> [Work to do]
Turn the lines of the first listing below into a numbered list, from the line containing "title-row: CUSTOMER FINANCING" through the line containing "stat-value: 10% xyxy=(1426,593,1499,637)", and skip any blank lines.
===== The input =====
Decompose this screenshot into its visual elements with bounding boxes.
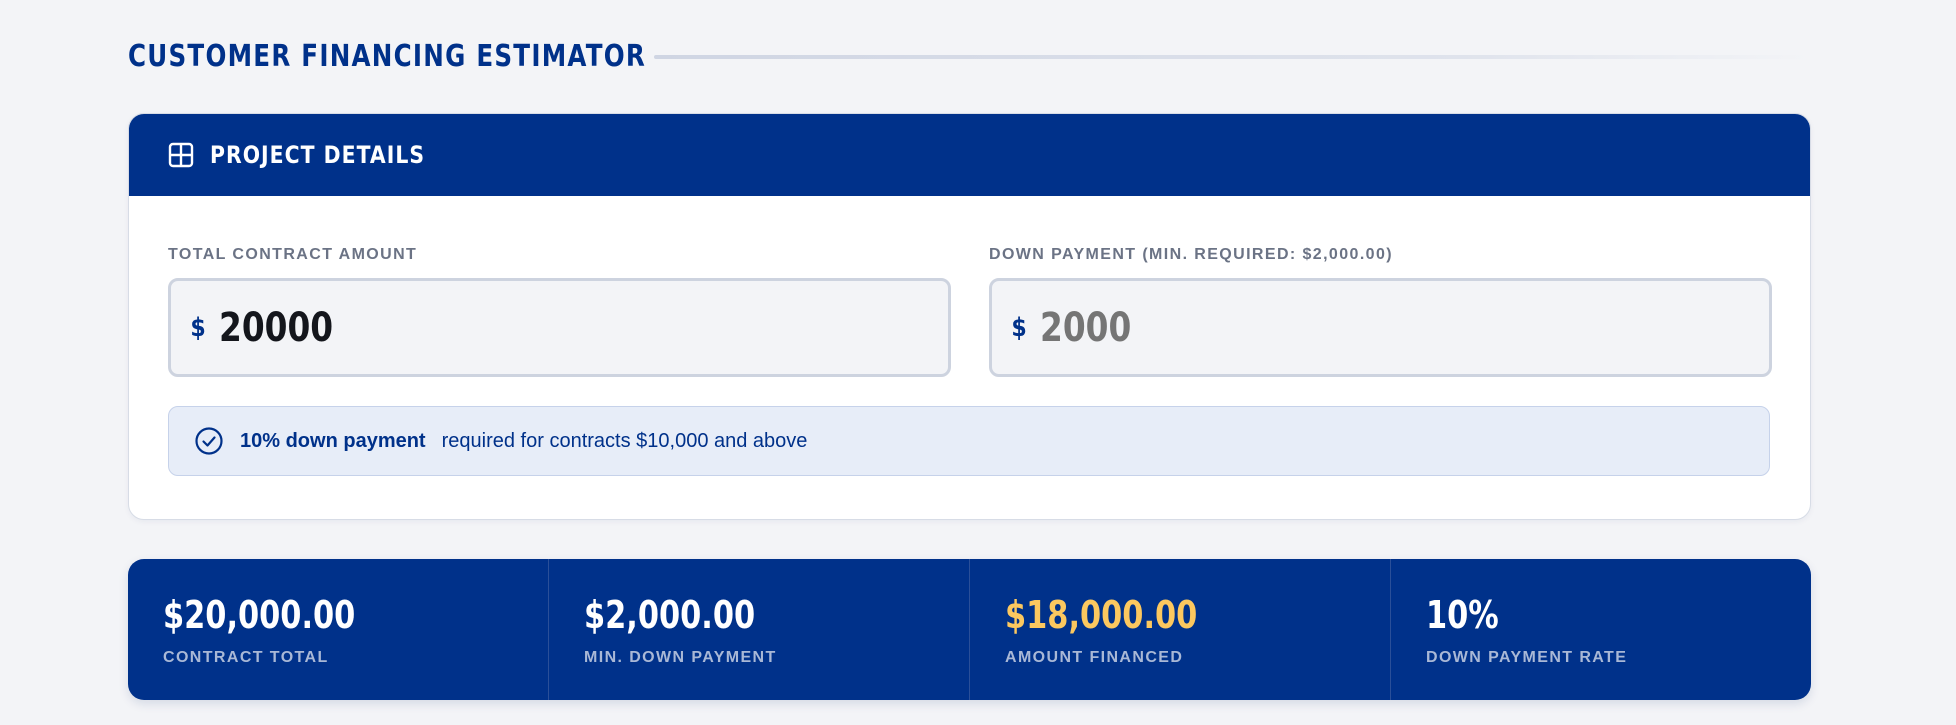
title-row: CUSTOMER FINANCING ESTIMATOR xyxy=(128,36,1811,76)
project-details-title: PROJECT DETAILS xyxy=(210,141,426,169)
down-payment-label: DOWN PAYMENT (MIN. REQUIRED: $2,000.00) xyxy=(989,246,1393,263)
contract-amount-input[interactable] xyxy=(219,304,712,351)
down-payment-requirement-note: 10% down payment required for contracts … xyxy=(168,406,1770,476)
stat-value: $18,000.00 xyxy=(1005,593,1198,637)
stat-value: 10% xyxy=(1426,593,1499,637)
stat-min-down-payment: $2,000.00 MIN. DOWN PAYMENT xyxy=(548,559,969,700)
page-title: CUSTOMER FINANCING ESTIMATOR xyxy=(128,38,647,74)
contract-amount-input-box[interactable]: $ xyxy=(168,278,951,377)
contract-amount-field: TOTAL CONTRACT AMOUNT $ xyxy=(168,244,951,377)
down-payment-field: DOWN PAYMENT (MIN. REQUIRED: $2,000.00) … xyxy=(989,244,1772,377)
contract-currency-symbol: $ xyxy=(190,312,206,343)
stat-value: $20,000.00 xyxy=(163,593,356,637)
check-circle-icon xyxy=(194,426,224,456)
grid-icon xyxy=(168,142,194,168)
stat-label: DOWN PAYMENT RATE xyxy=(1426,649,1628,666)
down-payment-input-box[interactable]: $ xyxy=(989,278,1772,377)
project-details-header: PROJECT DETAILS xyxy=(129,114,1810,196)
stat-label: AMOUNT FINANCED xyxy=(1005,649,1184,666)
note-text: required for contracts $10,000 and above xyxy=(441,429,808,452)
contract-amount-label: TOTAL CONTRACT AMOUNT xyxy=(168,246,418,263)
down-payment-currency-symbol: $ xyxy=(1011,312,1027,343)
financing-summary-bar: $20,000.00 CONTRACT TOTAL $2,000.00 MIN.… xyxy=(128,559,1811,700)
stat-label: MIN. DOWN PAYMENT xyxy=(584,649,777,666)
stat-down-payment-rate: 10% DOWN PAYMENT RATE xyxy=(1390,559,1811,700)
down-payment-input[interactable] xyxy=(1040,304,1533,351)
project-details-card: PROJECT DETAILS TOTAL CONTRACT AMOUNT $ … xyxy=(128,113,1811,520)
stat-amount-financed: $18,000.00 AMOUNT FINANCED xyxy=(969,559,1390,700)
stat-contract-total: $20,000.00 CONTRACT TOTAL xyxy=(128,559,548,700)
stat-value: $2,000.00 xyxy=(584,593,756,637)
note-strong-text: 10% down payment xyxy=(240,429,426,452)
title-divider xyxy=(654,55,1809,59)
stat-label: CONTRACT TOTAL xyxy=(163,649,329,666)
=====
===== The input =====
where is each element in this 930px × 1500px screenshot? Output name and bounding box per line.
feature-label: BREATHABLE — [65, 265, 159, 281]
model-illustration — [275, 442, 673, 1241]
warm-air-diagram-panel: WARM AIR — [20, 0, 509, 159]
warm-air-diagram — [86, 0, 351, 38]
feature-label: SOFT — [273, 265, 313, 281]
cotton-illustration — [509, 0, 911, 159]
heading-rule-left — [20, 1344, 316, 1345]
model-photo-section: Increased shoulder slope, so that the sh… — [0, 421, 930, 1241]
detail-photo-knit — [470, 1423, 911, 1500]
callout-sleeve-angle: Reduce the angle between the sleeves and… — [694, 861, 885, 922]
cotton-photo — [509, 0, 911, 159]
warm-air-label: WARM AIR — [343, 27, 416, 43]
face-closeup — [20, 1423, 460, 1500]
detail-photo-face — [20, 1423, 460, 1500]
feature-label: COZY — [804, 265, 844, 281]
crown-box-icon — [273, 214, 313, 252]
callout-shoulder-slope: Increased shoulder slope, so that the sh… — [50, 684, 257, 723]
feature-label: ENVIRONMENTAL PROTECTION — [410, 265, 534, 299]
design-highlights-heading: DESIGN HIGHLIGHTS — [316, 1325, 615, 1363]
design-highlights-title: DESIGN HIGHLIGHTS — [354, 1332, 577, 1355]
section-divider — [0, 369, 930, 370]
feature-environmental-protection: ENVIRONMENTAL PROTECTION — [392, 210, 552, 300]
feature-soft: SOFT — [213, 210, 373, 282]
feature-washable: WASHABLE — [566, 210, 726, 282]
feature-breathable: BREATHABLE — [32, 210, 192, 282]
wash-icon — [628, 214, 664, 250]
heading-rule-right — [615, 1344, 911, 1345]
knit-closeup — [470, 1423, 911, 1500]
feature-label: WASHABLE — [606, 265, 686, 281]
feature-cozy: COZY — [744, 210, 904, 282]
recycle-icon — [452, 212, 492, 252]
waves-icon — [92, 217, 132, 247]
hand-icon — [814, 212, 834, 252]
=====
> [Result below]
1. title-row: CUSTOMER FINANCING ESTIMATOR xyxy=(128,36,1811,76)
2. project-details-title: PROJECT DETAILS xyxy=(210,141,426,169)
3. down-payment-label: DOWN PAYMENT (MIN. REQUIRED: $2,000.00) xyxy=(989,246,1393,263)
4. contract-amount-input[interactable] xyxy=(219,304,712,351)
5. down-payment-requirement-note: 10% down payment required for contracts … xyxy=(168,406,1770,476)
6. stat-value: $18,000.00 xyxy=(1005,593,1198,637)
7. stat-value: 10% xyxy=(1426,593,1499,637)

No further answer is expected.